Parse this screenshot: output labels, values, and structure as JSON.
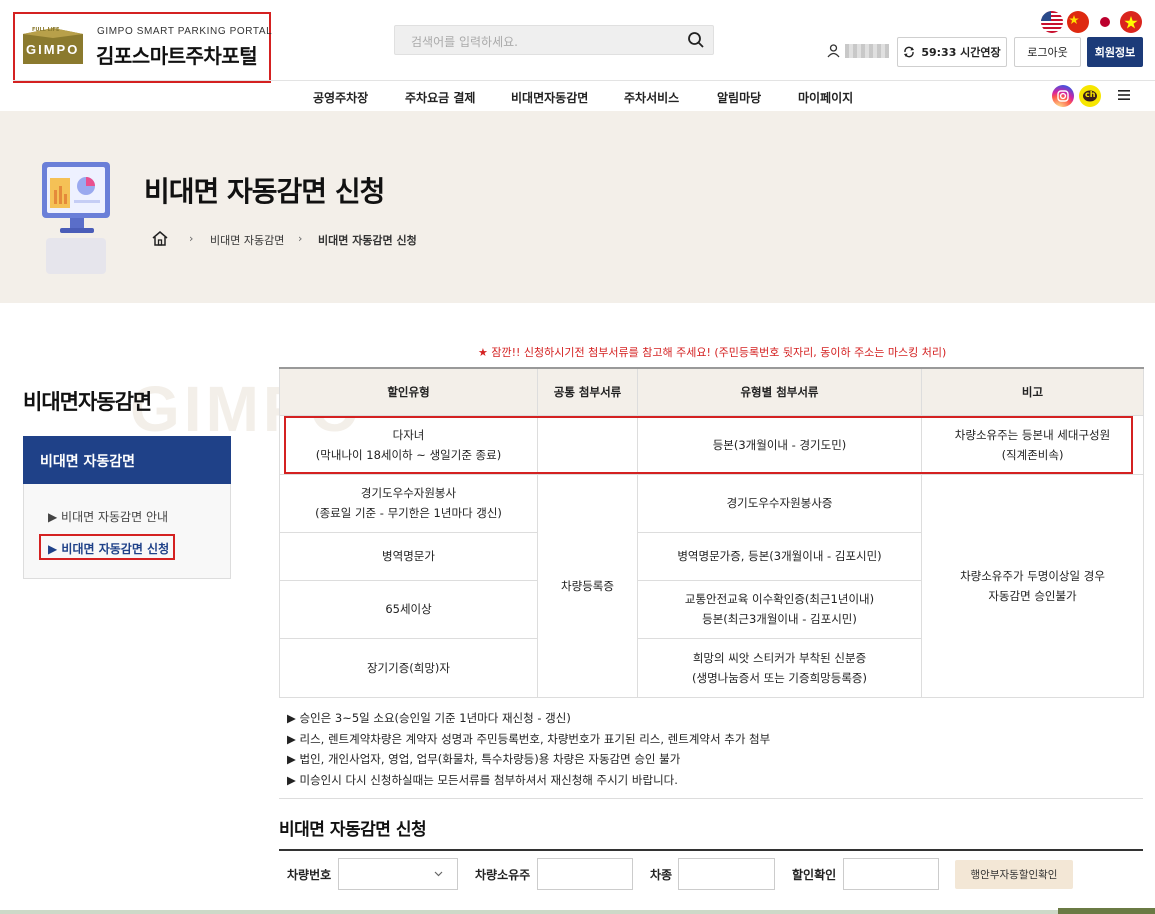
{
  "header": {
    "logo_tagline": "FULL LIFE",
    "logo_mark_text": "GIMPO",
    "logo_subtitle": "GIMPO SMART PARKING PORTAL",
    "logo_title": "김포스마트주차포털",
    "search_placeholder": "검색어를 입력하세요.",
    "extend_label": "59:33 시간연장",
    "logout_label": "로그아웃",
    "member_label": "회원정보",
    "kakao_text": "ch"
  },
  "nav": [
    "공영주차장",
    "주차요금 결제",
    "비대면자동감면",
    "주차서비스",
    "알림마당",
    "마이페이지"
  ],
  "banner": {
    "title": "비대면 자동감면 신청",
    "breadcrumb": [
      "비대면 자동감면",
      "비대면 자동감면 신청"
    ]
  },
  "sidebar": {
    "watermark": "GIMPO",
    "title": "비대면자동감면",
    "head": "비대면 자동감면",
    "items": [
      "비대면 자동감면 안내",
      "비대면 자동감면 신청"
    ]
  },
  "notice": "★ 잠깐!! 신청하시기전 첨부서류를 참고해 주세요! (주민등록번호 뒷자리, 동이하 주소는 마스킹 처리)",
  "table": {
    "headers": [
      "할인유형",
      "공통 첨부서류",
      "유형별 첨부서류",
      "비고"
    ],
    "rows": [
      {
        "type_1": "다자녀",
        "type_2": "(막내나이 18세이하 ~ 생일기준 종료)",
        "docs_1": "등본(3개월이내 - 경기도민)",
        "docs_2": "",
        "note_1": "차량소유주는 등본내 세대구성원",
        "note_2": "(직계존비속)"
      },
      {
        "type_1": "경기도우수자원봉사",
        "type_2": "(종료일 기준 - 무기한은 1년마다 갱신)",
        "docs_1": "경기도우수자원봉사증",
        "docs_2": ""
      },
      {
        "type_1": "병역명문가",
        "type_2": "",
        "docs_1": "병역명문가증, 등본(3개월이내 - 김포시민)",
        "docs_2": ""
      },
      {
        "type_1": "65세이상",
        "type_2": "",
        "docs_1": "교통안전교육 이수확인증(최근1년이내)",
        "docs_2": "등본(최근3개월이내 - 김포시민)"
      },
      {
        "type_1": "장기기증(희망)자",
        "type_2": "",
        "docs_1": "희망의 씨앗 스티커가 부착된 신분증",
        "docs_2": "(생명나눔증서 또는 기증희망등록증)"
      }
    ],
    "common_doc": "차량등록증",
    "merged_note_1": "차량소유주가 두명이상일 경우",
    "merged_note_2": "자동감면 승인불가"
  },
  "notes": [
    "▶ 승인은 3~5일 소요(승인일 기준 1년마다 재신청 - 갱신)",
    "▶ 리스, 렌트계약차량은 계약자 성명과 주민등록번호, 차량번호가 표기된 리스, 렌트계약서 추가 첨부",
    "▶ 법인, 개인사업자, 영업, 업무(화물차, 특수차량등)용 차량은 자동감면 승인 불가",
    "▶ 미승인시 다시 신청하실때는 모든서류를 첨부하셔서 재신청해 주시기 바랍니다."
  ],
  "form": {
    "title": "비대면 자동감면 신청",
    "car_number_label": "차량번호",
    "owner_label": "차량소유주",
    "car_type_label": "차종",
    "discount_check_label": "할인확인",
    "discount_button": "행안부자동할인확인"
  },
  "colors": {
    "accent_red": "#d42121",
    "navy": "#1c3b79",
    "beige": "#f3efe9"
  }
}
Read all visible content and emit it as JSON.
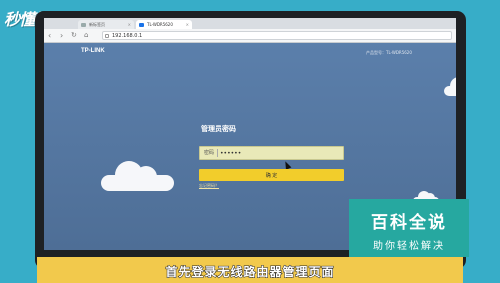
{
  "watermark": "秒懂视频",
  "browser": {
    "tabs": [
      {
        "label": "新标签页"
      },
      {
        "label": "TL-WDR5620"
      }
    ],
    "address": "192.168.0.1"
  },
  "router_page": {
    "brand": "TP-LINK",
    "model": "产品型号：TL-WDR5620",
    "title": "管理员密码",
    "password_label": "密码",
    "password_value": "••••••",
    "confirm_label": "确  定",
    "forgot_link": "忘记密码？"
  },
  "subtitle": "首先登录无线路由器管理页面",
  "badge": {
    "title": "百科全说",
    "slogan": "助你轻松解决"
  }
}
*-*-*
**What needs to be done**
Reproduce exactly and only the lines from the line that contains "Read all visible content and emit it as JSON." to the end of the data above, both ends included. No pictures go in the copy.

**Written solution**
Read all visible content and emit it as JSON.
{
  "watermark": "秒懂视频",
  "browser": {
    "tabs": [
      {
        "label": "新标签页"
      },
      {
        "label": "TL-WDR5620"
      }
    ],
    "address": "192.168.0.1"
  },
  "router_page": {
    "brand": "TP-LINK",
    "model": "产品型号：TL-WDR5620",
    "title": "管理员密码",
    "password_label": "密码",
    "password_value": "••••••",
    "confirm_label": "确  定",
    "forgot_link": "忘记密码？"
  },
  "subtitle": "首先登录无线路由器管理页面",
  "badge": {
    "title": "百科全说",
    "slogan": "助你轻松解决"
  }
}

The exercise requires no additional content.